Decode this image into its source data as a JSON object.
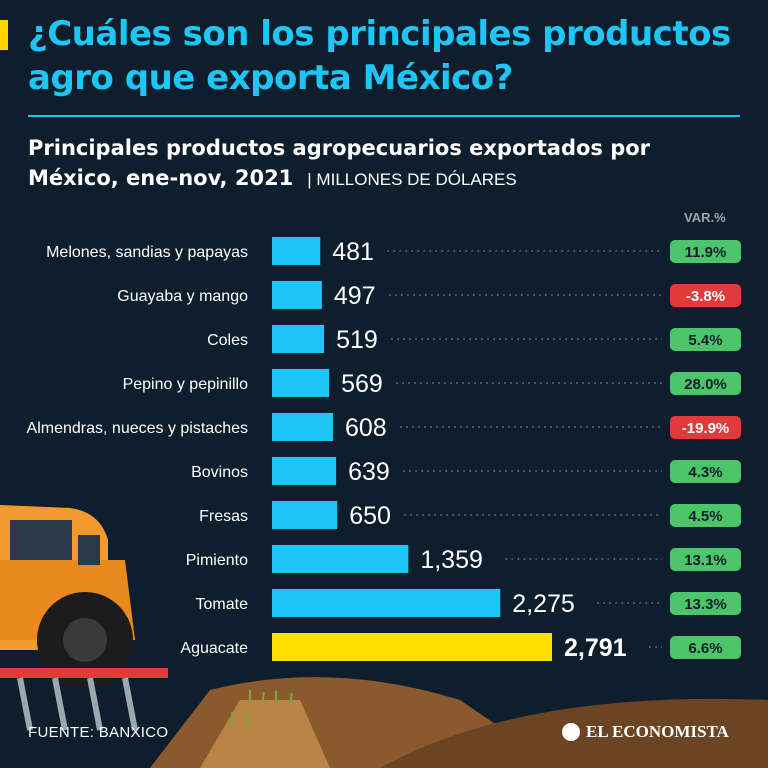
{
  "header": {
    "title": "¿Cuáles son los principales productos agro que exporta México?",
    "subtitle": "Principales productos agropecuarios exportados por México, ene-nov, 2021",
    "unit": "| MILLONES DE DÓLARES"
  },
  "var_header": "VAR.%",
  "chart_data": {
    "type": "bar",
    "orientation": "horizontal",
    "title": "Principales productos agropecuarios exportados por México, ene-nov, 2021",
    "unit": "Millones de dólares",
    "categories": [
      "Melones, sandias y papayas",
      "Guayaba y mango",
      "Coles",
      "Pepino y pepinillo",
      "Almendras, nueces y pistaches",
      "Bovinos",
      "Fresas",
      "Pimiento",
      "Tomate",
      "Aguacate"
    ],
    "values": [
      481,
      497,
      519,
      569,
      608,
      639,
      650,
      1359,
      2275,
      2791
    ],
    "value_labels": [
      "481",
      "497",
      "519",
      "569",
      "608",
      "639",
      "650",
      "1,359",
      "2,275",
      "2,791"
    ],
    "variation_pct": [
      "11.9%",
      "-3.8%",
      "5.4%",
      "28.0%",
      "-19.9%",
      "4.3%",
      "4.5%",
      "13.1%",
      "13.3%",
      "6.6%"
    ],
    "highlight": "Aguacate",
    "colors": {
      "bar": "#1dc6f5",
      "highlight": "#ffe000",
      "positive": "#4cc46a",
      "negative": "#e23a3a"
    },
    "xlim": [
      0,
      2791
    ]
  },
  "footer": {
    "source": "FUENTE: BANXICO",
    "brand": "EL ECONOMISTA"
  }
}
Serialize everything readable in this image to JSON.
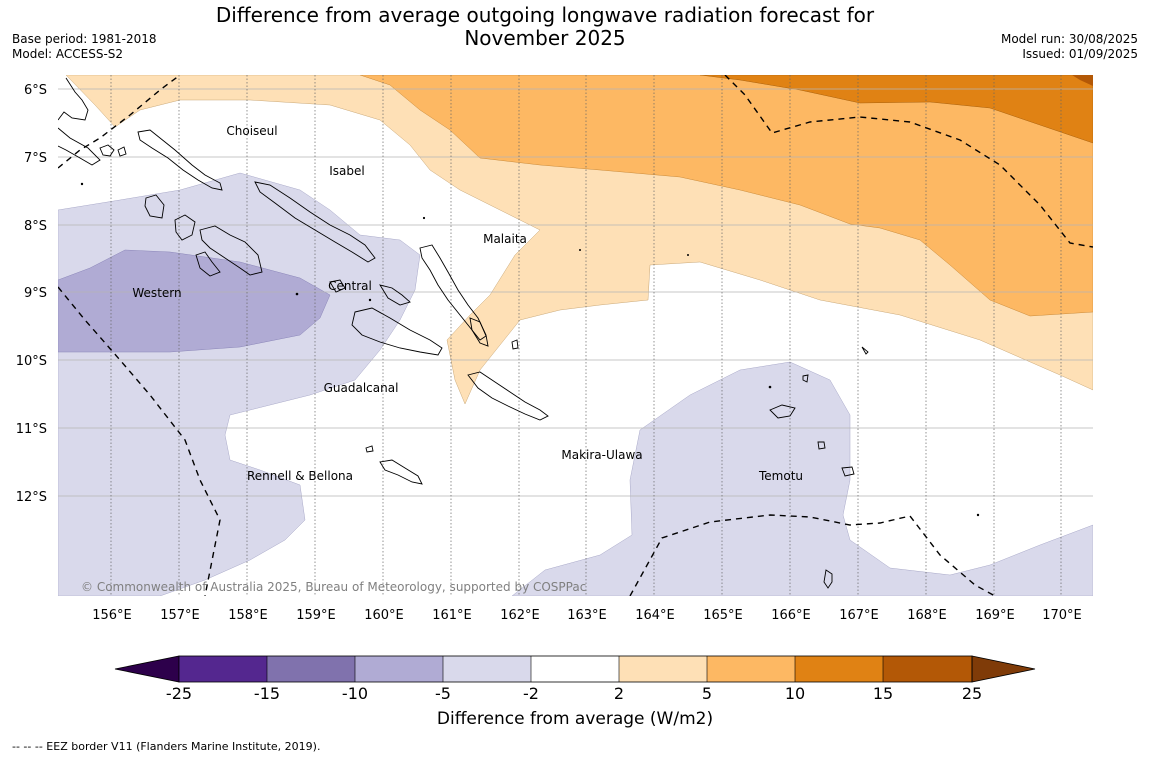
{
  "header": {
    "title_line1": "Difference from average outgoing longwave radiation forecast for",
    "title_line2": "November 2025",
    "base_period": "Base period: 1981-2018",
    "model": "Model: ACCESS-S2",
    "model_run": "Model run: 30/08/2025",
    "issued": "Issued: 01/09/2025"
  },
  "map": {
    "lat_labels": [
      "6°S",
      "7°S",
      "8°S",
      "9°S",
      "10°S",
      "11°S",
      "12°S"
    ],
    "lon_labels": [
      "156°E",
      "157°E",
      "158°E",
      "159°E",
      "160°E",
      "161°E",
      "162°E",
      "163°E",
      "164°E",
      "165°E",
      "166°E",
      "167°E",
      "168°E",
      "169°E",
      "170°E"
    ],
    "regions": [
      "Choiseul",
      "Isabel",
      "Malaita",
      "Western",
      "Central",
      "Guadalcanal",
      "Makira-Ulawa",
      "Rennell & Bellona",
      "Temotu"
    ],
    "credit": "© Commonwealth of Australia 2025, Bureau of Meteorology, supported by COSPPac"
  },
  "colorbar": {
    "ticks": [
      "-25",
      "-15",
      "-10",
      "-5",
      "-2",
      "2",
      "5",
      "10",
      "15",
      "25"
    ],
    "colors": [
      "#54278f",
      "#8072ad",
      "#b0abd4",
      "#d9d9eb",
      "#ffffff",
      "#fee0b6",
      "#fdb863",
      "#e08214",
      "#b35806"
    ],
    "under_color": "#2d004b",
    "over_color": "#7f3b08",
    "label": "Difference from average (W/m2)"
  },
  "legend": {
    "eez_note": "--  --  -- EEZ border V11 (Flanders Marine Institute, 2019)."
  }
}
====
- **Given request**
Pick out every line holding the string "this" and return it.

- **Solution to the problem**
Decode this image into its source data as a JSON object.
Serialize everything readable in this image to JSON.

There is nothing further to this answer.